#### GIVEN PROBLEM:
Tally the lines that hold the string "GOES", and reply with the count alone.
━━ EXERCISE INPUTS ━━
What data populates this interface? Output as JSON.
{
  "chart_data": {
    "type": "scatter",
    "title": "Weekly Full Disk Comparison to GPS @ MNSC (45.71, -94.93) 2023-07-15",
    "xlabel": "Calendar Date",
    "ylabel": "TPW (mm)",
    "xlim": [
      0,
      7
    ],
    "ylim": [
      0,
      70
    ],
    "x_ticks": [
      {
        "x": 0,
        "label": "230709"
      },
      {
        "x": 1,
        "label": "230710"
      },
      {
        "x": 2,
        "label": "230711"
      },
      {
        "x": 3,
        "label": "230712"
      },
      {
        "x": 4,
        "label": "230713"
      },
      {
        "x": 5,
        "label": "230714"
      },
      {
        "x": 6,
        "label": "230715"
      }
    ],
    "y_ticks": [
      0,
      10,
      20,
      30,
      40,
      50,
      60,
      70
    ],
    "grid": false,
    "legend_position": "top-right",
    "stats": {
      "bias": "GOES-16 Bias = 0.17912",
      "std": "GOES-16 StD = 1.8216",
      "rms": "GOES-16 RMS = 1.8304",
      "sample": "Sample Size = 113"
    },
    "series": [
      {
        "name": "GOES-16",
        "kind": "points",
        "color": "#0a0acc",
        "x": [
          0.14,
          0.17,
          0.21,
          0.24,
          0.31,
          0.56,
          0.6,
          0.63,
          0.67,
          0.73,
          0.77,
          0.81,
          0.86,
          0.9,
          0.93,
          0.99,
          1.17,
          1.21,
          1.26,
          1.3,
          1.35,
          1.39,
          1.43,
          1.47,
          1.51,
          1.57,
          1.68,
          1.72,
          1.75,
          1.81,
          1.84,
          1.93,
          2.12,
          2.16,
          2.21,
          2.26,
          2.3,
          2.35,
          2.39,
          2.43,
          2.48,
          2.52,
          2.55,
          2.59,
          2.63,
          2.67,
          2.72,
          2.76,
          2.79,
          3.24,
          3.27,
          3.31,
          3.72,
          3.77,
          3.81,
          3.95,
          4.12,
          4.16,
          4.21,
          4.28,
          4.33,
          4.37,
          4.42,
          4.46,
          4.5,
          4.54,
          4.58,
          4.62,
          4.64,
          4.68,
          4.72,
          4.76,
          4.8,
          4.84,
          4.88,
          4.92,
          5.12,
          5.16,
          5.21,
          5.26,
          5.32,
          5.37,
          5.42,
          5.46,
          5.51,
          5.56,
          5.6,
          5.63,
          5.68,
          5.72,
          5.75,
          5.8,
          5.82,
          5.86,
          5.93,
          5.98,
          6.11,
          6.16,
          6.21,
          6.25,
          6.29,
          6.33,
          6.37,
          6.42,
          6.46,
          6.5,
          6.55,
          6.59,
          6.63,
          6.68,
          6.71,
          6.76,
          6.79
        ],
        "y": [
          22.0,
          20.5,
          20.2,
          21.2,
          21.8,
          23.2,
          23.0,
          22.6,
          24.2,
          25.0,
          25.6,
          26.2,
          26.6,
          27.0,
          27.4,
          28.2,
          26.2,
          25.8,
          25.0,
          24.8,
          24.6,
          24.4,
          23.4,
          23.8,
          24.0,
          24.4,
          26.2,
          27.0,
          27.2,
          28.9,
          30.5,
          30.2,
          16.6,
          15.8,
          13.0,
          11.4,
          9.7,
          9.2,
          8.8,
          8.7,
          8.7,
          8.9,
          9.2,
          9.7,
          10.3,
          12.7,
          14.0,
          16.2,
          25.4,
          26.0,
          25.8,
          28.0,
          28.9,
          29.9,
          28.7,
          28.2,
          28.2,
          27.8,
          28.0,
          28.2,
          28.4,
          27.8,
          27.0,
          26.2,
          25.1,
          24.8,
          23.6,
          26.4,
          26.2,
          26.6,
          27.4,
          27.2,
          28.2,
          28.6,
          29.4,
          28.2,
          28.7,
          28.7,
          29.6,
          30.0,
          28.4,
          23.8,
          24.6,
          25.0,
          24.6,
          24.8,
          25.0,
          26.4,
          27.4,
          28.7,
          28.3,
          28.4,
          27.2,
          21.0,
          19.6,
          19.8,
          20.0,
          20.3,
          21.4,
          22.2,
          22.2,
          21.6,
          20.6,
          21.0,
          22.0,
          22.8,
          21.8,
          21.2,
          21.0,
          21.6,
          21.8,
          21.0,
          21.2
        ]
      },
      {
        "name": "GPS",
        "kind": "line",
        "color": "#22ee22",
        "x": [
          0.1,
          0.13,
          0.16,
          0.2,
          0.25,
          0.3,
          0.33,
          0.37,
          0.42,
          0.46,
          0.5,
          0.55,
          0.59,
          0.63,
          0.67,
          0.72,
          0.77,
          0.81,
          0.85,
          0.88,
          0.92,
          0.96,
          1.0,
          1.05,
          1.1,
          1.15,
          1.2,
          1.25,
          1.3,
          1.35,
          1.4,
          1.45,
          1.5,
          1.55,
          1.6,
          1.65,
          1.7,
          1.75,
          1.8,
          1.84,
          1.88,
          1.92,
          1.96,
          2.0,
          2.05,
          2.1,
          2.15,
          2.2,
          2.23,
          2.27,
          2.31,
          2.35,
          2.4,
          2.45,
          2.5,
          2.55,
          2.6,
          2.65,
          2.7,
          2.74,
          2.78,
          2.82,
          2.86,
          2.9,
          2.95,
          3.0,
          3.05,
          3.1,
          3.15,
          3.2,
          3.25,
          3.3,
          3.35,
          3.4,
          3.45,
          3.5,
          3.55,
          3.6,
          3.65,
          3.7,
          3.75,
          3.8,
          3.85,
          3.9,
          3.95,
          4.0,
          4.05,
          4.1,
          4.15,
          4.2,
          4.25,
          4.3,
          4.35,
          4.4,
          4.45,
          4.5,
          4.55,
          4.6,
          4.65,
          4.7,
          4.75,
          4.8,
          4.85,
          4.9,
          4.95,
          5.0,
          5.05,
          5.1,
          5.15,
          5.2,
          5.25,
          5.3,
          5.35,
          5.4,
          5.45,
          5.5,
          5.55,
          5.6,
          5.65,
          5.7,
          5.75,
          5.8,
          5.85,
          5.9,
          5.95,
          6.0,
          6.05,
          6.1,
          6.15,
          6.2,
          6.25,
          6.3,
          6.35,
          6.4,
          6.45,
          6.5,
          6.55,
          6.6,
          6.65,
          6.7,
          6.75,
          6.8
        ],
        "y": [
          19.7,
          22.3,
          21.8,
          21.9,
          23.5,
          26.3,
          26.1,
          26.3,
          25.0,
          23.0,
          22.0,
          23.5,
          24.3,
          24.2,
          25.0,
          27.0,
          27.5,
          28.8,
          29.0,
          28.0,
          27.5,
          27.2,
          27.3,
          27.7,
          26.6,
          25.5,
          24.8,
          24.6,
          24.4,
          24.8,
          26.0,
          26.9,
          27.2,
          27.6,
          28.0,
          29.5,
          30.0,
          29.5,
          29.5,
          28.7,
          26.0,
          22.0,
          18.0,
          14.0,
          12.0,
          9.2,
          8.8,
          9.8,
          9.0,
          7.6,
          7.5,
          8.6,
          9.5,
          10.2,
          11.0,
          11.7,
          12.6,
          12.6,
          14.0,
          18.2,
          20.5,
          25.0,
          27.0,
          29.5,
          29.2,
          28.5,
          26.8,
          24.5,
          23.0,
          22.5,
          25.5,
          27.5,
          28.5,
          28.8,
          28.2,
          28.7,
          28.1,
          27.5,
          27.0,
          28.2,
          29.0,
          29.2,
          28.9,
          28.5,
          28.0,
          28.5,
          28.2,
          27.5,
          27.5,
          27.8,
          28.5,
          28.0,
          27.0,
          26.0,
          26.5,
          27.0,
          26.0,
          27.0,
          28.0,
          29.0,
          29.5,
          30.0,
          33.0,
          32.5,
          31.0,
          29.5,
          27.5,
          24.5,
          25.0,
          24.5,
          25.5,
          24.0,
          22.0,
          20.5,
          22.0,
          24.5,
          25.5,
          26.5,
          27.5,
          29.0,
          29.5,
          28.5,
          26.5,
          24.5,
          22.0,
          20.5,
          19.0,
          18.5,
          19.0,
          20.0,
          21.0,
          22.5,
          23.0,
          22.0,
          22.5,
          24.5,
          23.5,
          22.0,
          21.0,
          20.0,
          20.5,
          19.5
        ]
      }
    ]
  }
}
━━━
#### CORRECT RESULT:
4